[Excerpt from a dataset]
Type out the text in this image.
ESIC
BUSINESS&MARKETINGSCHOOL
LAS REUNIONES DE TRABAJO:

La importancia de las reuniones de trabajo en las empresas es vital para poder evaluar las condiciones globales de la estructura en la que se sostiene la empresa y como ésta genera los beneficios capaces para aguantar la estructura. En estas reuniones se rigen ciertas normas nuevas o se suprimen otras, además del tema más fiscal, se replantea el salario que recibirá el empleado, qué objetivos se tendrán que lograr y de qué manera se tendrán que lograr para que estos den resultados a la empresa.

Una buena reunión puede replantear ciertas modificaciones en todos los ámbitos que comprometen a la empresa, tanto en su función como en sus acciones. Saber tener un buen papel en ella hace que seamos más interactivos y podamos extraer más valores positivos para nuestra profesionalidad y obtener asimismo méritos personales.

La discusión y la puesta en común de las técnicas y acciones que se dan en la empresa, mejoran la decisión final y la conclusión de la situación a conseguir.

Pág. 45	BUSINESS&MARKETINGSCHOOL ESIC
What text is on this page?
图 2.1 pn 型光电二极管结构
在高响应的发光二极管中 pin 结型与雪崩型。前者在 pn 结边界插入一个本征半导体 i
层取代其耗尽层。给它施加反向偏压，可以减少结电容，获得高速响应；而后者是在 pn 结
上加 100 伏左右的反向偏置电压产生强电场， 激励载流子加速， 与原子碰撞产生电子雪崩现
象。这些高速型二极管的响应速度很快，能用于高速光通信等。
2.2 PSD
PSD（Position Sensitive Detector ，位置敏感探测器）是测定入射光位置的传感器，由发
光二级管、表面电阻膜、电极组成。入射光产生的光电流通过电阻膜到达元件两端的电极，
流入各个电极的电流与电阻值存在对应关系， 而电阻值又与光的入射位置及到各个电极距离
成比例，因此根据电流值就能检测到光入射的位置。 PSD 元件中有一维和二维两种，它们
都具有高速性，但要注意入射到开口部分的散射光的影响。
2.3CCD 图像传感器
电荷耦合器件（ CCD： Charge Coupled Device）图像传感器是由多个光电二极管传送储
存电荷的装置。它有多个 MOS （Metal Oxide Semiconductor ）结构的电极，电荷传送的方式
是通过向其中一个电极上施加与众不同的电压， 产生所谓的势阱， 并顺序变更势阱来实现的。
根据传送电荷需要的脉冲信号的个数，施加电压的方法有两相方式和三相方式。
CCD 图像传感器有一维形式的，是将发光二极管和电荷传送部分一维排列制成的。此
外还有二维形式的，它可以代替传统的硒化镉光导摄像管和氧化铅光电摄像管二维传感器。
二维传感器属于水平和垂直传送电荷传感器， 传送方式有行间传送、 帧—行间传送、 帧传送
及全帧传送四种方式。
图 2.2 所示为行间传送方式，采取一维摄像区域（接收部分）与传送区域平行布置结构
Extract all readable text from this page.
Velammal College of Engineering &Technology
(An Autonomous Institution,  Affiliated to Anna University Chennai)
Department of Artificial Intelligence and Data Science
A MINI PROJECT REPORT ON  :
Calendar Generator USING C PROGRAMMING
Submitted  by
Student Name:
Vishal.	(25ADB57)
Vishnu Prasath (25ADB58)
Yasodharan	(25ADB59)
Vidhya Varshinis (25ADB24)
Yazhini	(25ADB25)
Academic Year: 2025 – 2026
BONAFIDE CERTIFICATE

◆ **The exercise**:
Gather up the lines that contain the word "MARKETINGSCHOOL".

◆ **Written answer**:
BUSINESS&MARKETINGSCHOOL
Pág. 45	BUSINESS&MARKETINGSCHOOL ESIC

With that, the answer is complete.